---------- MATERIAL FOR THE TASK ----------

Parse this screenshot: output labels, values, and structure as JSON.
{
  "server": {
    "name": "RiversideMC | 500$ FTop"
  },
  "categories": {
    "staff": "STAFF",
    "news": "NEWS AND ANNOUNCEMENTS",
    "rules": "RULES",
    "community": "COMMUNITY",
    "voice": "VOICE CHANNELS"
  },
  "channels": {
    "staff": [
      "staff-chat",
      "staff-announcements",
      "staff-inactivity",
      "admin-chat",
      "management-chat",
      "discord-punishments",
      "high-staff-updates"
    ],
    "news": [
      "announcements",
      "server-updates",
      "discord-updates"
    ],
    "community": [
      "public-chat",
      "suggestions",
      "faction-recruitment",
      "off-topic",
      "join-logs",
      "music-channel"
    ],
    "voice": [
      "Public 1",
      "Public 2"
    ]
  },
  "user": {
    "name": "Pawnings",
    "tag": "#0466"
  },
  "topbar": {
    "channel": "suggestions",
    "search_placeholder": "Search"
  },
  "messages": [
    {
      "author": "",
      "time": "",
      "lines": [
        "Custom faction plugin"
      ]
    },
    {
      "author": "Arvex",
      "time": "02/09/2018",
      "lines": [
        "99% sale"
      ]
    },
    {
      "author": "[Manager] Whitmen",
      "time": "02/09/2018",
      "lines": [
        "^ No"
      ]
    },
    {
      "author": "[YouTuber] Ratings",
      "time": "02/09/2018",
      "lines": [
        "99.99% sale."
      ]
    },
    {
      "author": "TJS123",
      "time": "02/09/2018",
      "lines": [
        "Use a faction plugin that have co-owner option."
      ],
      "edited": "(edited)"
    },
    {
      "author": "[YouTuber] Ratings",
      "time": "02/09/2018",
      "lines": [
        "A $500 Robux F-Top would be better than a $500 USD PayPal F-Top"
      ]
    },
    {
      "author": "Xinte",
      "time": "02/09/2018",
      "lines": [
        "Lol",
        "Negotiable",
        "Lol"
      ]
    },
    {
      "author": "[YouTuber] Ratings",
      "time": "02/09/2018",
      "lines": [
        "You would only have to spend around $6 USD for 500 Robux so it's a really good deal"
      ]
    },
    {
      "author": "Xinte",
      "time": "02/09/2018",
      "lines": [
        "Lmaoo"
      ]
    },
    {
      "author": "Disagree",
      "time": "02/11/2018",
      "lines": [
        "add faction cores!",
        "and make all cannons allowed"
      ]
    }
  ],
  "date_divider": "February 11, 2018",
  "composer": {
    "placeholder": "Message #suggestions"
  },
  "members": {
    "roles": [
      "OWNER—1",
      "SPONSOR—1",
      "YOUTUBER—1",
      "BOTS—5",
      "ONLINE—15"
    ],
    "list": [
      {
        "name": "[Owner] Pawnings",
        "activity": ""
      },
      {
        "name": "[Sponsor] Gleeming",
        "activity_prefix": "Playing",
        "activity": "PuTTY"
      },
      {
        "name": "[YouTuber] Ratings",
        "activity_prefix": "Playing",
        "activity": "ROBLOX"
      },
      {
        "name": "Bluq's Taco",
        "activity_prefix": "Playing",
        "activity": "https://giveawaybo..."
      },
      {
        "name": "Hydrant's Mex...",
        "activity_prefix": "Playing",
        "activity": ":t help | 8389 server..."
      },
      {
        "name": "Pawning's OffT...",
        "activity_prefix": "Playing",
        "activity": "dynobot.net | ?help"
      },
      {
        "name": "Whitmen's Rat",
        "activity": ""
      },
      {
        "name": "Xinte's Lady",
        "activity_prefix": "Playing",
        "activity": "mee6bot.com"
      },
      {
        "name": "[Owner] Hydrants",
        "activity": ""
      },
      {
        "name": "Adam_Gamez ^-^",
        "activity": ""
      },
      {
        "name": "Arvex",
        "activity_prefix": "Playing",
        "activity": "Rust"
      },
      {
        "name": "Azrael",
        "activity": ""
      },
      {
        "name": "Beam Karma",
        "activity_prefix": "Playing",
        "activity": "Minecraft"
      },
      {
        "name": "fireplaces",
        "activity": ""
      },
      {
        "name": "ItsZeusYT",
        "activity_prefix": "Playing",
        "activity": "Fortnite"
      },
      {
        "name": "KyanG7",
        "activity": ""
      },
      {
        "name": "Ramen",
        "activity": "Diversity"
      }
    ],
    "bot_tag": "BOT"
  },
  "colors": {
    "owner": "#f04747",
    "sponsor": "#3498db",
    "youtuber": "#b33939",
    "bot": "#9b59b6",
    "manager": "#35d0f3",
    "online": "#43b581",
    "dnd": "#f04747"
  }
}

----------

WHAT IS BEING ASKED
Send back all of the entries exactly, with nothing missing.

THE RESPONSE
Parse this screenshot: output labels, values, and structure as JSON.
{
  "server": {
    "name": "RiversideMC | 500$ FTop"
  },
  "categories": {
    "staff": "STAFF",
    "news": "NEWS AND ANNOUNCEMENTS",
    "rules": "RULES",
    "community": "COMMUNITY",
    "voice": "VOICE CHANNELS"
  },
  "channels": {
    "staff": [
      "staff-chat",
      "staff-announcements",
      "staff-inactivity",
      "admin-chat",
      "management-chat",
      "discord-punishments",
      "high-staff-updates"
    ],
    "news": [
      "announcements",
      "server-updates",
      "discord-updates"
    ],
    "community": [
      "public-chat",
      "suggestions",
      "faction-recruitment",
      "off-topic",
      "join-logs",
      "music-channel"
    ],
    "voice": [
      "Public 1",
      "Public 2"
    ]
  },
  "user": {
    "name": "Pawnings",
    "tag": "#0466"
  },
  "topbar": {
    "channel": "suggestions",
    "search_placeholder": "Search"
  },
  "messages": [
    {
      "author": "",
      "time": "",
      "lines": [
        "Custom faction plugin"
      ]
    },
    {
      "author": "Arvex",
      "time": "02/09/2018",
      "lines": [
        "99% sale"
      ]
    },
    {
      "author": "[Manager] Whitmen",
      "time": "02/09/2018",
      "lines": [
        "^ No"
      ]
    },
    {
      "author": "[YouTuber] Ratings",
      "time": "02/09/2018",
      "lines": [
        "99.99% sale."
      ]
    },
    {
      "author": "TJS123",
      "time": "02/09/2018",
      "lines": [
        "Use a faction plugin that have co-owner option."
      ],
      "edited": "(edited)"
    },
    {
      "author": "[YouTuber] Ratings",
      "time": "02/09/2018",
      "lines": [
        "A $500 Robux F-Top would be better than a $500 USD PayPal F-Top"
      ]
    },
    {
      "author": "Xinte",
      "time": "02/09/2018",
      "lines": [
        "Lol",
        "Negotiable",
        "Lol"
      ]
    },
    {
      "author": "[YouTuber] Ratings",
      "time": "02/09/2018",
      "lines": [
        "You would only have to spend around $6 USD for 500 Robux so it's a really good deal"
      ]
    },
    {
      "author": "Xinte",
      "time": "02/09/2018",
      "lines": [
        "Lmaoo"
      ]
    },
    {
      "author": "Disagree",
      "time": "02/11/2018",
      "lines": [
        "add faction cores!",
        "and make all cannons allowed"
      ]
    }
  ],
  "date_divider": "February 11, 2018",
  "composer": {
    "placeholder": "Message #suggestions"
  },
  "members": {
    "roles": [
      "OWNER—1",
      "SPONSOR—1",
      "YOUTUBER—1",
      "BOTS—5",
      "ONLINE—15"
    ],
    "list": [
      {
        "name": "[Owner] Pawnings",
        "activity": ""
      },
      {
        "name": "[Sponsor] Gleeming",
        "activity_prefix": "Playing",
        "activity": "PuTTY"
      },
      {
        "name": "[YouTuber] Ratings",
        "activity_prefix": "Playing",
        "activity": "ROBLOX"
      },
      {
        "name": "Bluq's Taco",
        "activity_prefix": "Playing",
        "activity": "https://giveawaybo..."
      },
      {
        "name": "Hydrant's Mex...",
        "activity_prefix": "Playing",
        "activity": ":t help | 8389 server..."
      },
      {
        "name": "Pawning's OffT...",
        "activity_prefix": "Playing",
        "activity": "dynobot.net | ?help"
      },
      {
        "name": "Whitmen's Rat",
        "activity": ""
      },
      {
        "name": "Xinte's Lady",
        "activity_prefix": "Playing",
        "activity": "mee6bot.com"
      },
      {
        "name": "[Owner] Hydrants",
        "activity": ""
      },
      {
        "name": "Adam_Gamez ^-^",
        "activity": ""
      },
      {
        "name": "Arvex",
        "activity_prefix": "Playing",
        "activity": "Rust"
      },
      {
        "name": "Azrael",
        "activity": ""
      },
      {
        "name": "Beam Karma",
        "activity_prefix": "Playing",
        "activity": "Minecraft"
      },
      {
        "name": "fireplaces",
        "activity": ""
      },
      {
        "name": "ItsZeusYT",
        "activity_prefix": "Playing",
        "activity": "Fortnite"
      },
      {
        "name": "KyanG7",
        "activity": ""
      },
      {
        "name": "Ramen",
        "activity": "Diversity"
      }
    ],
    "bot_tag": "BOT"
  },
  "colors": {
    "owner": "#f04747",
    "sponsor": "#3498db",
    "youtuber": "#b33939",
    "bot": "#9b59b6",
    "manager": "#35d0f3",
    "online": "#43b581",
    "dnd": "#f04747"
  }
}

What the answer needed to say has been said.